◆ WHAT NEEDS TO BE DONE
Reproduce the listing verbatim.

◆ RAW DATA
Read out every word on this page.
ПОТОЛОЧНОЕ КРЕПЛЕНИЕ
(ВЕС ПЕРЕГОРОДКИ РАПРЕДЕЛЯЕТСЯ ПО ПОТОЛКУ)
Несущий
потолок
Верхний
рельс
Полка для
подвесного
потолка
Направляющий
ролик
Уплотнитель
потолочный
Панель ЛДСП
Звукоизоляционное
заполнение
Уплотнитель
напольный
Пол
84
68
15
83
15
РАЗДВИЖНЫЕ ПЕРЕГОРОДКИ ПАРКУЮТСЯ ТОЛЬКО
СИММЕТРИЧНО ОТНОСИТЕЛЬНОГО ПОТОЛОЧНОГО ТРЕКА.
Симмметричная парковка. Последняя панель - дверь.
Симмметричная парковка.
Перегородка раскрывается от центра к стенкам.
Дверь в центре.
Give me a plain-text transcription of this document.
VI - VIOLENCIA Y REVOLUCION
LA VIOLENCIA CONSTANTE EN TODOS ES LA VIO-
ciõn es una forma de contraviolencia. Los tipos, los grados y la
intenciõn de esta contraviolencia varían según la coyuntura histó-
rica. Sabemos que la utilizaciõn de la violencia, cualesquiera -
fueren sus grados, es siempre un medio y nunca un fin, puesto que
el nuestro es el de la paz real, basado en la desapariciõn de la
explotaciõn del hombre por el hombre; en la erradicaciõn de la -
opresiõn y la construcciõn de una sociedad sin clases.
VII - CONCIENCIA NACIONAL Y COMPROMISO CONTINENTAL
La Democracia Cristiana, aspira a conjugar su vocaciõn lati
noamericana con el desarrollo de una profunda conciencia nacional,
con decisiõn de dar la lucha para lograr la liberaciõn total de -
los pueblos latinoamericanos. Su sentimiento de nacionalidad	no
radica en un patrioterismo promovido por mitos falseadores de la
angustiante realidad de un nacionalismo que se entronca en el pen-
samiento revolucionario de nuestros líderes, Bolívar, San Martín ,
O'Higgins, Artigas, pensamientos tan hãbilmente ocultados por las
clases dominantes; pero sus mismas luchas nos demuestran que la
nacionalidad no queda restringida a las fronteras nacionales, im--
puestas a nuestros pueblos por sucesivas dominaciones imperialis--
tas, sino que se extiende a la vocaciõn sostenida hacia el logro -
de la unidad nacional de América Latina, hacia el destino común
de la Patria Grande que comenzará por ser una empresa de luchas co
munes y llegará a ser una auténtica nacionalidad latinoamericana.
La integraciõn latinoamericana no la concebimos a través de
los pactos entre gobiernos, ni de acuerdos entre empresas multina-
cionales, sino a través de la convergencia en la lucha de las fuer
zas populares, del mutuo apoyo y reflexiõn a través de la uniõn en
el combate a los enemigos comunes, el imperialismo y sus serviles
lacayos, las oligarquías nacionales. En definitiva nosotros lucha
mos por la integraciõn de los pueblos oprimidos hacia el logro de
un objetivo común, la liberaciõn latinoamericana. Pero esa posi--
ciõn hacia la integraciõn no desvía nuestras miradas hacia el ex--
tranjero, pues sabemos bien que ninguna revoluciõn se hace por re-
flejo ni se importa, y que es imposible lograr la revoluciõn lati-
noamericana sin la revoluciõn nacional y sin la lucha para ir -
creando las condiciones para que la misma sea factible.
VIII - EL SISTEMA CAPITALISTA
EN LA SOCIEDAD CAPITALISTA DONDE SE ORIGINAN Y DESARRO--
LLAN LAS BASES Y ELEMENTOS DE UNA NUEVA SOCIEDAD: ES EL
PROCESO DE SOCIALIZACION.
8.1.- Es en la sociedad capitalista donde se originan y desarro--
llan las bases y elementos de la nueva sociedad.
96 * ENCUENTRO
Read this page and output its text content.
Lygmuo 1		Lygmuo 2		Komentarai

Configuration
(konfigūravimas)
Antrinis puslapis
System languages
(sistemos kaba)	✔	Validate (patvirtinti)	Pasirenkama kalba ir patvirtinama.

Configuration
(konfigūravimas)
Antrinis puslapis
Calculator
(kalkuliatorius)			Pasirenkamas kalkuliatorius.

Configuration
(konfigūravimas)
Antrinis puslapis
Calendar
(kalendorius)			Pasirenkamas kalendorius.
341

◆ RESPONSE TO THE EXERCISE
Read out every word on this page.
ПОТОЛОЧНОЕ КРЕПЛЕНИЕ
(ВЕС ПЕРЕГОРОДКИ РАПРЕДЕЛЯЕТСЯ ПО ПОТОЛКУ)
Несущий
потолок
Верхний
рельс
Полка для
подвесного
потолка
Направляющий
ролик
Уплотнитель
потолочный
Панель ЛДСП
Звукоизоляционное
заполнение
Уплотнитель
напольный
Пол
84
68
15
83
15
РАЗДВИЖНЫЕ ПЕРЕГОРОДКИ ПАРКУЮТСЯ ТОЛЬКО
СИММЕТРИЧНО ОТНОСИТЕЛЬНОГО ПОТОЛОЧНОГО ТРЕКА.
Симмметричная парковка. Последняя панель - дверь.
Симмметричная парковка.
Перегородка раскрывается от центра к стенкам.
Дверь в центре.
Give me a plain-text transcription of this document.
VI - VIOLENCIA Y REVOLUCION
LA VIOLENCIA CONSTANTE EN TODOS ES LA VIO-
ciõn es una forma de contraviolencia. Los tipos, los grados y la
intenciõn de esta contraviolencia varían según la coyuntura histó-
rica. Sabemos que la utilizaciõn de la violencia, cualesquiera -
fueren sus grados, es siempre un medio y nunca un fin, puesto que
el nuestro es el de la paz real, basado en la desapariciõn de la
explotaciõn del hombre por el hombre; en la erradicaciõn de la -
opresiõn y la construcciõn de una sociedad sin clases.
VII - CONCIENCIA NACIONAL Y COMPROMISO CONTINENTAL
La Democracia Cristiana, aspira a conjugar su vocaciõn lati
noamericana con el desarrollo de una profunda conciencia nacional,
con decisiõn de dar la lucha para lograr la liberaciõn total de -
los pueblos latinoamericanos. Su sentimiento de nacionalidad	no
radica en un patrioterismo promovido por mitos falseadores de la
angustiante realidad de un nacionalismo que se entronca en el pen-
samiento revolucionario de nuestros líderes, Bolívar, San Martín ,
O'Higgins, Artigas, pensamientos tan hãbilmente ocultados por las
clases dominantes; pero sus mismas luchas nos demuestran que la
nacionalidad no queda restringida a las fronteras nacionales, im--
puestas a nuestros pueblos por sucesivas dominaciones imperialis--
tas, sino que se extiende a la vocaciõn sostenida hacia el logro -
de la unidad nacional de América Latina, hacia el destino común
de la Patria Grande que comenzará por ser una empresa de luchas co
munes y llegará a ser una auténtica nacionalidad latinoamericana.
La integraciõn latinoamericana no la concebimos a través de
los pactos entre gobiernos, ni de acuerdos entre empresas multina-
cionales, sino a través de la convergencia en la lucha de las fuer
zas populares, del mutuo apoyo y reflexiõn a través de la uniõn en
el combate a los enemigos comunes, el imperialismo y sus serviles
lacayos, las oligarquías nacionales. En definitiva nosotros lucha
mos por la integraciõn de los pueblos oprimidos hacia el logro de
un objetivo común, la liberaciõn latinoamericana. Pero esa posi--
ciõn hacia la integraciõn no desvía nuestras miradas hacia el ex--
tranjero, pues sabemos bien que ninguna revoluciõn se hace por re-
flejo ni se importa, y que es imposible lograr la revoluciõn lati-
noamericana sin la revoluciõn nacional y sin la lucha para ir -
creando las condiciones para que la misma sea factible.
VIII - EL SISTEMA CAPITALISTA
EN LA SOCIEDAD CAPITALISTA DONDE SE ORIGINAN Y DESARRO--
LLAN LAS BASES Y ELEMENTOS DE UNA NUEVA SOCIEDAD: ES EL
PROCESO DE SOCIALIZACION.
8.1.- Es en la sociedad capitalista donde se originan y desarro--
llan las bases y elementos de la nueva sociedad.
96 * ENCUENTRO
Read this page and output its text content.
Lygmuo 1		Lygmuo 2		Komentarai

Configuration
(konfigūravimas)
Antrinis puslapis
System languages
(sistemos kaba)	✔	Validate (patvirtinti)	Pasirenkama kalba ir patvirtinama.

Configuration
(konfigūravimas)
Antrinis puslapis
Calculator
(kalkuliatorius)			Pasirenkamas kalkuliatorius.

Configuration
(konfigūravimas)
Antrinis puslapis
Calendar
(kalendorius)			Pasirenkamas kalendorius.
341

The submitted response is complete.